What the task requires: Make an exact copy of the entries below.

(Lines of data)
>>>>>

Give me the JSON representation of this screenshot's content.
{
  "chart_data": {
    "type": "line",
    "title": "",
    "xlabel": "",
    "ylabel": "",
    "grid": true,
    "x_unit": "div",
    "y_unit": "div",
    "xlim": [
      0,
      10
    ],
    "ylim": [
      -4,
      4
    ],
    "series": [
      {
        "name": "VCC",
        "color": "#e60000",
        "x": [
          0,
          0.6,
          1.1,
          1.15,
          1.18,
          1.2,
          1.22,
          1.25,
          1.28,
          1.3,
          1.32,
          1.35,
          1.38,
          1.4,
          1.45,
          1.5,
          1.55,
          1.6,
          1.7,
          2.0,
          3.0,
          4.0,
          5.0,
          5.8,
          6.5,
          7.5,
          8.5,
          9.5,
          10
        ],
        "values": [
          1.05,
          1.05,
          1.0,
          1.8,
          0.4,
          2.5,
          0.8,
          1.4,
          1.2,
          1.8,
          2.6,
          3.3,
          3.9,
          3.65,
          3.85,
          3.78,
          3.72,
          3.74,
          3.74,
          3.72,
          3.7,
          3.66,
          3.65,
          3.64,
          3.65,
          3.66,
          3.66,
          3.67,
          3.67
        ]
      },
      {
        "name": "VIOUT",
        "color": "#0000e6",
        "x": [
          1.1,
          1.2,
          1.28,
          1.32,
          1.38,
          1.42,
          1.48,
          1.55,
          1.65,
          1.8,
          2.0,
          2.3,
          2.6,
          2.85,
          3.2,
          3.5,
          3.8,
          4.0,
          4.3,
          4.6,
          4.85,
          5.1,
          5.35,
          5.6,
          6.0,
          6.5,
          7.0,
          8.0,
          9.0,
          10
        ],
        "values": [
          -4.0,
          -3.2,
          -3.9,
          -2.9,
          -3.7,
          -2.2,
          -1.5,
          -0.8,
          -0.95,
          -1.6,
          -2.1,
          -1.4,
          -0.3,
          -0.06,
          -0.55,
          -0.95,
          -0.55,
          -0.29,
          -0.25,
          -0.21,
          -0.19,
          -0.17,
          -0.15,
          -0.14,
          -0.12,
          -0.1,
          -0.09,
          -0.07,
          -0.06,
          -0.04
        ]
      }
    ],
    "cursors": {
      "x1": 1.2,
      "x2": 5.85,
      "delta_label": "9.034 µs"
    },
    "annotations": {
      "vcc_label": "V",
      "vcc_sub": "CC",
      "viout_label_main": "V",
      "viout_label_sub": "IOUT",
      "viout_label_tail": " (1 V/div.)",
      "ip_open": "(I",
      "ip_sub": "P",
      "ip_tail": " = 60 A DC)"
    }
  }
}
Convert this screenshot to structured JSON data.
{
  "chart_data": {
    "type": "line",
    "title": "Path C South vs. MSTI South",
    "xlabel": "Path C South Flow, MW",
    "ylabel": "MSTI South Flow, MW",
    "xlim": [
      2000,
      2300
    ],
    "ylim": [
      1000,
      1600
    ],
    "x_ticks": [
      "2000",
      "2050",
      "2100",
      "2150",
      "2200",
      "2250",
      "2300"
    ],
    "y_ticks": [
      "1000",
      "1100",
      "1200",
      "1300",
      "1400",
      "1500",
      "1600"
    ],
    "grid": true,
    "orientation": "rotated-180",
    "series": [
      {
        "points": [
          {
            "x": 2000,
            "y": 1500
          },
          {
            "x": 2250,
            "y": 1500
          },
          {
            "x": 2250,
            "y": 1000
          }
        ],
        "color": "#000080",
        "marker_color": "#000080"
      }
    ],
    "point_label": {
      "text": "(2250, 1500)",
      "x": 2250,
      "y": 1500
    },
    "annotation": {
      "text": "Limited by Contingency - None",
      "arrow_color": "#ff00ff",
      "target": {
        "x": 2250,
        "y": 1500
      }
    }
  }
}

<<<<<

Task response:
Give me the JSON representation of this screenshot's content.
{
  "chart_data": {
    "type": "line",
    "title": "",
    "xlabel": "",
    "ylabel": "",
    "grid": true,
    "x_unit": "div",
    "y_unit": "div",
    "xlim": [
      0,
      10
    ],
    "ylim": [
      -4,
      4
    ],
    "series": [
      {
        "name": "VCC",
        "color": "#e60000",
        "x": [
          0,
          0.6,
          1.1,
          1.15,
          1.18,
          1.2,
          1.22,
          1.25,
          1.28,
          1.3,
          1.32,
          1.35,
          1.38,
          1.4,
          1.45,
          1.5,
          1.55,
          1.6,
          1.7,
          2.0,
          3.0,
          4.0,
          5.0,
          5.8,
          6.5,
          7.5,
          8.5,
          9.5,
          10
        ],
        "values": [
          1.05,
          1.05,
          1.0,
          1.8,
          0.4,
          2.5,
          0.8,
          1.4,
          1.2,
          1.8,
          2.6,
          3.3,
          3.9,
          3.65,
          3.85,
          3.78,
          3.72,
          3.74,
          3.74,
          3.72,
          3.7,
          3.66,
          3.65,
          3.64,
          3.65,
          3.66,
          3.66,
          3.67,
          3.67
        ]
      },
      {
        "name": "VIOUT",
        "color": "#0000e6",
        "x": [
          1.1,
          1.2,
          1.28,
          1.32,
          1.38,
          1.42,
          1.48,
          1.55,
          1.65,
          1.8,
          2.0,
          2.3,
          2.6,
          2.85,
          3.2,
          3.5,
          3.8,
          4.0,
          4.3,
          4.6,
          4.85,
          5.1,
          5.35,
          5.6,
          6.0,
          6.5,
          7.0,
          8.0,
          9.0,
          10
        ],
        "values": [
          -4.0,
          -3.2,
          -3.9,
          -2.9,
          -3.7,
          -2.2,
          -1.5,
          -0.8,
          -0.95,
          -1.6,
          -2.1,
          -1.4,
          -0.3,
          -0.06,
          -0.55,
          -0.95,
          -0.55,
          -0.29,
          -0.25,
          -0.21,
          -0.19,
          -0.17,
          -0.15,
          -0.14,
          -0.12,
          -0.1,
          -0.09,
          -0.07,
          -0.06,
          -0.04
        ]
      }
    ],
    "cursors": {
      "x1": 1.2,
      "x2": 5.85,
      "delta_label": "9.034 µs"
    },
    "annotations": {
      "vcc_label": "V",
      "vcc_sub": "CC",
      "viout_label_main": "V",
      "viout_label_sub": "IOUT",
      "viout_label_tail": " (1 V/div.)",
      "ip_open": "(I",
      "ip_sub": "P",
      "ip_tail": " = 60 A DC)"
    }
  }
}
Convert this screenshot to structured JSON data.
{
  "chart_data": {
    "type": "line",
    "title": "Path C South vs. MSTI South",
    "xlabel": "Path C South Flow, MW",
    "ylabel": "MSTI South Flow, MW",
    "xlim": [
      2000,
      2300
    ],
    "ylim": [
      1000,
      1600
    ],
    "x_ticks": [
      "2000",
      "2050",
      "2100",
      "2150",
      "2200",
      "2250",
      "2300"
    ],
    "y_ticks": [
      "1000",
      "1100",
      "1200",
      "1300",
      "1400",
      "1500",
      "1600"
    ],
    "grid": true,
    "orientation": "rotated-180",
    "series": [
      {
        "points": [
          {
            "x": 2000,
            "y": 1500
          },
          {
            "x": 2250,
            "y": 1500
          },
          {
            "x": 2250,
            "y": 1000
          }
        ],
        "color": "#000080",
        "marker_color": "#000080"
      }
    ],
    "point_label": {
      "text": "(2250, 1500)",
      "x": 2250,
      "y": 1500
    },
    "annotation": {
      "text": "Limited by Contingency - None",
      "arrow_color": "#ff00ff",
      "target": {
        "x": 2250,
        "y": 1500
      }
    }
  }
}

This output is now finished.